Dataset entries »

• • • • • • •

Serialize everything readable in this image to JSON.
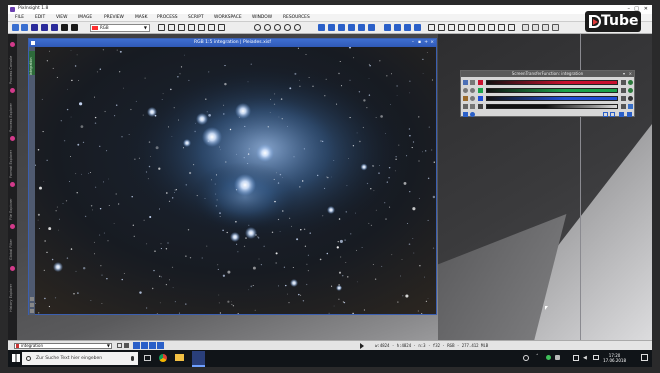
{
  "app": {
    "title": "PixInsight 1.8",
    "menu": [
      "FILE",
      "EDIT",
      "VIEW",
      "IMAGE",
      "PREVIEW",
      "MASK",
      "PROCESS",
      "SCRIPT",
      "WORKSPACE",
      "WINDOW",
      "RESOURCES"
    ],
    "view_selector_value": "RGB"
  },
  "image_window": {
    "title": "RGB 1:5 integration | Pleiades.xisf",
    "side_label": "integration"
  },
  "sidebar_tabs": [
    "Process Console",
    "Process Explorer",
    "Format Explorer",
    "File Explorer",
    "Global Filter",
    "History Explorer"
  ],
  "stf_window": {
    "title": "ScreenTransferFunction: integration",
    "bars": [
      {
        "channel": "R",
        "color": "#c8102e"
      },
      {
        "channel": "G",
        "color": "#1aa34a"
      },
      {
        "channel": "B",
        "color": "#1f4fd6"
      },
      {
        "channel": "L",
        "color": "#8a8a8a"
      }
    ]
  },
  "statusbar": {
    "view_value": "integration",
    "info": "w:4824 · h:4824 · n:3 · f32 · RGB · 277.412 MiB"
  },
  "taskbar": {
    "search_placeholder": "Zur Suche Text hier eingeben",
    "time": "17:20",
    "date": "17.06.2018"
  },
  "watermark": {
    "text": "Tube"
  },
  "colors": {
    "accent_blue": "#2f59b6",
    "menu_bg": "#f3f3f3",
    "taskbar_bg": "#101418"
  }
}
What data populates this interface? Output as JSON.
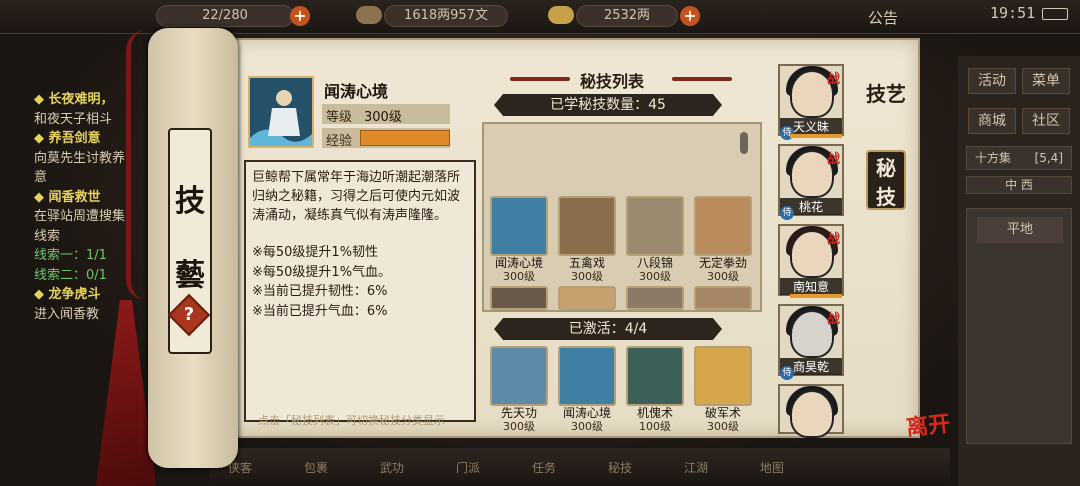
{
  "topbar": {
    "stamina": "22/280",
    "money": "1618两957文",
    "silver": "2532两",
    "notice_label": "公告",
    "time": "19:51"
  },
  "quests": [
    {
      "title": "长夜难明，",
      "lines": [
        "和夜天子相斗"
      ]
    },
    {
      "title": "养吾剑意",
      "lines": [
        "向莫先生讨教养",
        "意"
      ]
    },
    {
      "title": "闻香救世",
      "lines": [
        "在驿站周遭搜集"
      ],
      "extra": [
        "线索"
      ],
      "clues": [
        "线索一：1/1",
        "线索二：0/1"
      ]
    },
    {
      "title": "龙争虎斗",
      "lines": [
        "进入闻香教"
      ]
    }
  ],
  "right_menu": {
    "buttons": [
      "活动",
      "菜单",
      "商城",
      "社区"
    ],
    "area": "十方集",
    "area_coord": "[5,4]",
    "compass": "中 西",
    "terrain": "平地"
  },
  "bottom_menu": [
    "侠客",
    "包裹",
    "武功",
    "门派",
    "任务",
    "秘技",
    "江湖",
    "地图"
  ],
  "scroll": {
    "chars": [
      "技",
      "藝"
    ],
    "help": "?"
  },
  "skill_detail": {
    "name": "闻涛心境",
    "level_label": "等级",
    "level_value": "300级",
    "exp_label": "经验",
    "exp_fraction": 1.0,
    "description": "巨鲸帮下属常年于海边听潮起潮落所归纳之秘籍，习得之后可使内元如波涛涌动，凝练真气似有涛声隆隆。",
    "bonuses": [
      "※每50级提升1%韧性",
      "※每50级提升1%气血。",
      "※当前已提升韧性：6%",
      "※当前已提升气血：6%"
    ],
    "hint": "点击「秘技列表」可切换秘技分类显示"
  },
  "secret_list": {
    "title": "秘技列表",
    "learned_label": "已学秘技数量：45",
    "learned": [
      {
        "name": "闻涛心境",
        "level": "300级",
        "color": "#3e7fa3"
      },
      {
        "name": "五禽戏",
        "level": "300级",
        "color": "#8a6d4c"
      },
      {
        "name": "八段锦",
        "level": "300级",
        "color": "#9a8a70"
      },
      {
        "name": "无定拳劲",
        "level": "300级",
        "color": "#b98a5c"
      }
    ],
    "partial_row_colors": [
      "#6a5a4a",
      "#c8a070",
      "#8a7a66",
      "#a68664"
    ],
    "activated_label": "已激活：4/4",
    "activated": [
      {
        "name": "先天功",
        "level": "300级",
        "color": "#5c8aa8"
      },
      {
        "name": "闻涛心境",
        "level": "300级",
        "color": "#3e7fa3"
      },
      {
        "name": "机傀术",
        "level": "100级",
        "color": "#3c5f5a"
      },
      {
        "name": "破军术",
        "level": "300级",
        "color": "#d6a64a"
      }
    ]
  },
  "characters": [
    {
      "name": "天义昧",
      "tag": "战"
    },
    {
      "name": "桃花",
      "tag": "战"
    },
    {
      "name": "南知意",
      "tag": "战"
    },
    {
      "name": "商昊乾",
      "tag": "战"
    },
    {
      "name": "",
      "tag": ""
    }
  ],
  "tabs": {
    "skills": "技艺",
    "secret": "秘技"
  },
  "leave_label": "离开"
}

• • • • • • •

What you will do » Your copy should repeat each entry above exactly but contain no pictures.

Answer to this exercise »
Serialize everything readable in this image to JSON.
{
  "app": {
    "title": "PixInsight 1.8",
    "menu": [
      "FILE",
      "EDIT",
      "VIEW",
      "IMAGE",
      "PREVIEW",
      "MASK",
      "PROCESS",
      "SCRIPT",
      "WORKSPACE",
      "WINDOW",
      "RESOURCES"
    ],
    "view_selector_value": "RGB"
  },
  "image_window": {
    "title": "RGB 1:5 integration | Pleiades.xisf",
    "side_label": "integration"
  },
  "sidebar_tabs": [
    "Process Console",
    "Process Explorer",
    "Format Explorer",
    "File Explorer",
    "Global Filter",
    "History Explorer"
  ],
  "stf_window": {
    "title": "ScreenTransferFunction: integration",
    "bars": [
      {
        "channel": "R",
        "color": "#c8102e"
      },
      {
        "channel": "G",
        "color": "#1aa34a"
      },
      {
        "channel": "B",
        "color": "#1f4fd6"
      },
      {
        "channel": "L",
        "color": "#8a8a8a"
      }
    ]
  },
  "statusbar": {
    "view_value": "integration",
    "info": "w:4824 · h:4824 · n:3 · f32 · RGB · 277.412 MiB"
  },
  "taskbar": {
    "search_placeholder": "Zur Suche Text hier eingeben",
    "time": "17:20",
    "date": "17.06.2018"
  },
  "watermark": {
    "text": "Tube"
  },
  "colors": {
    "accent_blue": "#2f59b6",
    "menu_bg": "#f3f3f3",
    "taskbar_bg": "#101418"
  }
}
What data populates this interface? Output as JSON.
{
  "topbar": {
    "stamina": "22/280",
    "money": "1618两957文",
    "silver": "2532两",
    "notice_label": "公告",
    "time": "19:51"
  },
  "quests": [
    {
      "title": "长夜难明，",
      "lines": [
        "和夜天子相斗"
      ]
    },
    {
      "title": "养吾剑意",
      "lines": [
        "向莫先生讨教养",
        "意"
      ]
    },
    {
      "title": "闻香救世",
      "lines": [
        "在驿站周遭搜集"
      ],
      "extra": [
        "线索"
      ],
      "clues": [
        "线索一：1/1",
        "线索二：0/1"
      ]
    },
    {
      "title": "龙争虎斗",
      "lines": [
        "进入闻香教"
      ]
    }
  ],
  "right_menu": {
    "buttons": [
      "活动",
      "菜单",
      "商城",
      "社区"
    ],
    "area": "十方集",
    "area_coord": "[5,4]",
    "compass": "中 西",
    "terrain": "平地"
  },
  "bottom_menu": [
    "侠客",
    "包裹",
    "武功",
    "门派",
    "任务",
    "秘技",
    "江湖",
    "地图"
  ],
  "scroll": {
    "chars": [
      "技",
      "藝"
    ],
    "help": "?"
  },
  "skill_detail": {
    "name": "闻涛心境",
    "level_label": "等级",
    "level_value": "300级",
    "exp_label": "经验",
    "exp_fraction": 1.0,
    "description": "巨鲸帮下属常年于海边听潮起潮落所归纳之秘籍，习得之后可使内元如波涛涌动，凝练真气似有涛声隆隆。",
    "bonuses": [
      "※每50级提升1%韧性",
      "※每50级提升1%气血。",
      "※当前已提升韧性：6%",
      "※当前已提升气血：6%"
    ],
    "hint": "点击「秘技列表」可切换秘技分类显示"
  },
  "secret_list": {
    "title": "秘技列表",
    "learned_label": "已学秘技数量：45",
    "learned": [
      {
        "name": "闻涛心境",
        "level": "300级",
        "color": "#3e7fa3"
      },
      {
        "name": "五禽戏",
        "level": "300级",
        "color": "#8a6d4c"
      },
      {
        "name": "八段锦",
        "level": "300级",
        "color": "#9a8a70"
      },
      {
        "name": "无定拳劲",
        "level": "300级",
        "color": "#b98a5c"
      }
    ],
    "partial_row_colors": [
      "#6a5a4a",
      "#c8a070",
      "#8a7a66",
      "#a68664"
    ],
    "activated_label": "已激活：4/4",
    "activated": [
      {
        "name": "先天功",
        "level": "300级",
        "color": "#5c8aa8"
      },
      {
        "name": "闻涛心境",
        "level": "300级",
        "color": "#3e7fa3"
      },
      {
        "name": "机傀术",
        "level": "100级",
        "color": "#3c5f5a"
      },
      {
        "name": "破军术",
        "level": "300级",
        "color": "#d6a64a"
      }
    ]
  },
  "characters": [
    {
      "name": "天义昧",
      "tag": "战"
    },
    {
      "name": "桃花",
      "tag": "战"
    },
    {
      "name": "南知意",
      "tag": "战"
    },
    {
      "name": "商昊乾",
      "tag": "战"
    },
    {
      "name": "",
      "tag": ""
    }
  ],
  "tabs": {
    "skills": "技艺",
    "secret": "秘技"
  },
  "leave_label": "离开"
}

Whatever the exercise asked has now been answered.